ZU BEARBEITENDE AUFGABEN:
1 > Entscheide für jede der folgenden Aussagen, ob sie mit dem Forenthread übereinstimmt, und belege jede Antwort mit den entscheidenden Worten aus dem Forenthread: (a) TechBone kannte das alte Spiel vom Gamecube. (b) Robonator hält das Spiel für mindestens 5 € wert. (c) Laut Robonator bietet das Spiel umfangreiches Tuning.
2 > Ändere im Forenthread den Abschnitt, der mit „Frage steht oben, Ich“ beginnt und nach „des irgendwo günstiger?“ endet, indem du „Miura“ durch „Diablo“ ersetzt, und gib ihn vollständig wieder.
3 > Beantworte die folgenden Fragen zum Forenthread:
(a) Wie viel kostet das Spiel laut TechBone bei Origin?
(b) Mit welchem anderen Spiel vergleicht Robonator das Fahrgefühl?
(c) An welchem Datum wurden die Beiträge geschrieben?

AUSZUG ZUM LESEN:
# Lohnt sich NFS MW 2?



## TechBone (8. November 2014)

Frage steht oben, Ich fand das alte auf dem Gamecube immer gut, wollte mir jetzt das neue holen, wegen der grafik, und mehr, fand auch cool das man dort den Countach fahren kann, aber wenn ich z.B jetzt den Miura fahren möchte muss ich erst mal 5,99€ bezahlen?!? Also ich rede eigentlich nur für das spiel von 9,99€ bei origin oder gibts des irgendwo günstiger?


----------



## Robonator (8. November 2014)

Meiner Meinung nach ist es nichtmal 5€ wert. 
Keum bzw flache Story, sogut wie kein Tuning, insgesamt vom Fahrgefühl eher ein Burnout als ein Need for Speed. Afaik kamen später dann noch viele andere Fahrzeuge hinzu die man per DLC kaufen musste, bin mir aber nicht mehr sicher.


----------



## TechBone (8. November 2014)

wirklich so schlecht?


----------



## Defenz0r (8. November 2014)

BEREITGESTELLTES MATERIAL:
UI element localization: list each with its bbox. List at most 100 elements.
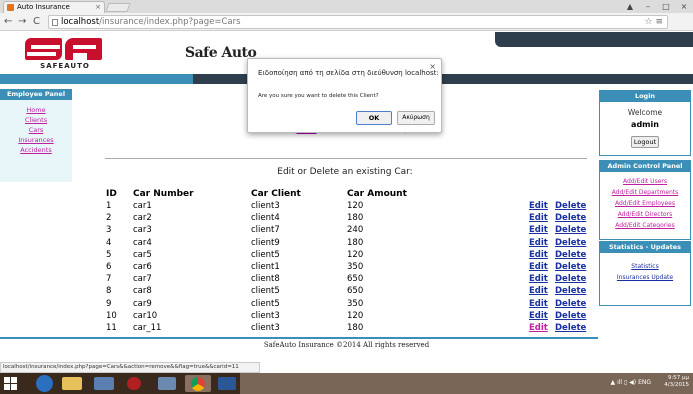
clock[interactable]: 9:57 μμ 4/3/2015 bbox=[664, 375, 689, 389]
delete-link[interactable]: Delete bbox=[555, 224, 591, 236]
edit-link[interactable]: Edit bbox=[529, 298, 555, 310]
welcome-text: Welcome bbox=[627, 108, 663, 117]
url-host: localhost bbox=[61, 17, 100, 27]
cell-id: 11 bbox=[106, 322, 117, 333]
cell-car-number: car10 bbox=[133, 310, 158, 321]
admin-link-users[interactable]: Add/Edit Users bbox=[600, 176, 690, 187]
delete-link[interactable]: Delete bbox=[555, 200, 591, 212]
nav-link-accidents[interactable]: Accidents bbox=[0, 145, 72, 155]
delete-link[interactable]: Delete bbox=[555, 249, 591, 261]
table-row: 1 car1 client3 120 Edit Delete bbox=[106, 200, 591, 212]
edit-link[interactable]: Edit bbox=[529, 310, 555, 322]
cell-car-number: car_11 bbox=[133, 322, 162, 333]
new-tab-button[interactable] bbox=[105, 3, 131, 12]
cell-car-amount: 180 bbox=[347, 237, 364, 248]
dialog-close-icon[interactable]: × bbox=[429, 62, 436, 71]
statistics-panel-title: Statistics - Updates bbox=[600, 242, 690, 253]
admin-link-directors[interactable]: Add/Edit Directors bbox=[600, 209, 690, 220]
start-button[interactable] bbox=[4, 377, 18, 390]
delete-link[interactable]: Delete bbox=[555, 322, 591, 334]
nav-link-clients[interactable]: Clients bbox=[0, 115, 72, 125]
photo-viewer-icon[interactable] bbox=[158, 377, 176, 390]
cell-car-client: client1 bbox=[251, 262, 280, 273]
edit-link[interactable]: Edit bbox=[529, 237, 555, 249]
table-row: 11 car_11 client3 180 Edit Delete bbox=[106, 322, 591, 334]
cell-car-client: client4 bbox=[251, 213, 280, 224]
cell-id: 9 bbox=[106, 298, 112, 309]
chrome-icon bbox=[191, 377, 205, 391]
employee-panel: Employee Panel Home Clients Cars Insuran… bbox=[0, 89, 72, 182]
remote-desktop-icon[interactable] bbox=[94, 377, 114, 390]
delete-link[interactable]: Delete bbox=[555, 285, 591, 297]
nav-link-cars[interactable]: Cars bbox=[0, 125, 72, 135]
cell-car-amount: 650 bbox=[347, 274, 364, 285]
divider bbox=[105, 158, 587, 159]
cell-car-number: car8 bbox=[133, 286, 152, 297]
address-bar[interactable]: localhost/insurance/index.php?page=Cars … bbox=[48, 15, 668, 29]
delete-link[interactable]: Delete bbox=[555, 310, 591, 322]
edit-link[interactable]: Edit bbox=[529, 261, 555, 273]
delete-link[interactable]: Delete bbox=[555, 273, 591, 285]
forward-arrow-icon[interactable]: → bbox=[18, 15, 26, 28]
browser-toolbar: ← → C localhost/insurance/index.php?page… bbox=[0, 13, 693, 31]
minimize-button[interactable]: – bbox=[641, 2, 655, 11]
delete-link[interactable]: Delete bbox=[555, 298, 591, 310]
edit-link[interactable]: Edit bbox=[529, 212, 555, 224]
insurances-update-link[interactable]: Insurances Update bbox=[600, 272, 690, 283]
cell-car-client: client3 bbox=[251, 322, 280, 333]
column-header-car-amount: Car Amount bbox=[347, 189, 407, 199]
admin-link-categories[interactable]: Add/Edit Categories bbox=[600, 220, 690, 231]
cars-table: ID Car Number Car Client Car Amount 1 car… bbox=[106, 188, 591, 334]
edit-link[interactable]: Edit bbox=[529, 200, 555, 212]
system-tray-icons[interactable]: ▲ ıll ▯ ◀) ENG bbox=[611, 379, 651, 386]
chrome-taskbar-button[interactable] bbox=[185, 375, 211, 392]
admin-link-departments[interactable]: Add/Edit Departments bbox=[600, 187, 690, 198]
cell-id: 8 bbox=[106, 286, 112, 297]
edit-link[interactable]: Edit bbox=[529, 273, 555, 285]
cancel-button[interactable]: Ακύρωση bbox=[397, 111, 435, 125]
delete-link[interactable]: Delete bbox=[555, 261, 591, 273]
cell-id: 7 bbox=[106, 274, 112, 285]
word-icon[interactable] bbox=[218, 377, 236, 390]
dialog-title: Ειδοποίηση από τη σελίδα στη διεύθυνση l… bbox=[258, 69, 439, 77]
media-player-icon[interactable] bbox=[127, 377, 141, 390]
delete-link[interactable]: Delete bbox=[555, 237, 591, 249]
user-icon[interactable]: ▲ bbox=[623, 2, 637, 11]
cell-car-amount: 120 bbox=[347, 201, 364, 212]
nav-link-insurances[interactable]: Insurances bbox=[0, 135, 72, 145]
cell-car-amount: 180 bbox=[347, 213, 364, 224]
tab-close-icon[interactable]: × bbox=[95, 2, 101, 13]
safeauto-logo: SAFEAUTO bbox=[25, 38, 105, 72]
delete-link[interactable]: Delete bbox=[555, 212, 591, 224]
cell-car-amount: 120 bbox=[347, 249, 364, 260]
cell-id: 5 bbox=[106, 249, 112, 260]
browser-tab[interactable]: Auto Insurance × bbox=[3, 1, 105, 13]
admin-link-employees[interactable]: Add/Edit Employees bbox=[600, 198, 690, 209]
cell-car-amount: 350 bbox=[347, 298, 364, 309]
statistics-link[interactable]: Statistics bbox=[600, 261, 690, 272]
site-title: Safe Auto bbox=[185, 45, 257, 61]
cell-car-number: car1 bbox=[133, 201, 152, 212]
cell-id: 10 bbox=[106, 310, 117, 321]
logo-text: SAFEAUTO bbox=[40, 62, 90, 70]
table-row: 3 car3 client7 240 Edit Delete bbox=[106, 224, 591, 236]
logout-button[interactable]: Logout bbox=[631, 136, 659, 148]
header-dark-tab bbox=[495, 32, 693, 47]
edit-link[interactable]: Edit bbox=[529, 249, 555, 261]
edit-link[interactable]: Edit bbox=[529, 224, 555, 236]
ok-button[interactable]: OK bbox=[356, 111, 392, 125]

LÖSUNGEN IM ANSCHLUSS:
1 >
(a) Ja: „Ich fand das alte auf dem Gamecube immer gut“
(b) Nein: „Meiner Meinung nach ist es nichtmal 5€ wert.“
(c) Nein: „sogut wie kein Tuning“

2 >
Frage steht oben, Ich fand das alte auf dem Gamecube immer gut, wollte mir jetzt das neue holen, wegen der grafik, und mehr, fand auch cool das man dort den Countach fahren kann, aber wenn ich z.B jetzt den Diablo fahren möchte muss ich erst mal 5,99€ bezahlen?!? Also ich rede eigentlich nur für das spiel von 9,99€ bei origin oder gibts des irgendwo günstiger?

3 >
(a) 9,99 €
(b) Mit einem Burnout
(c) Am 8. November 2014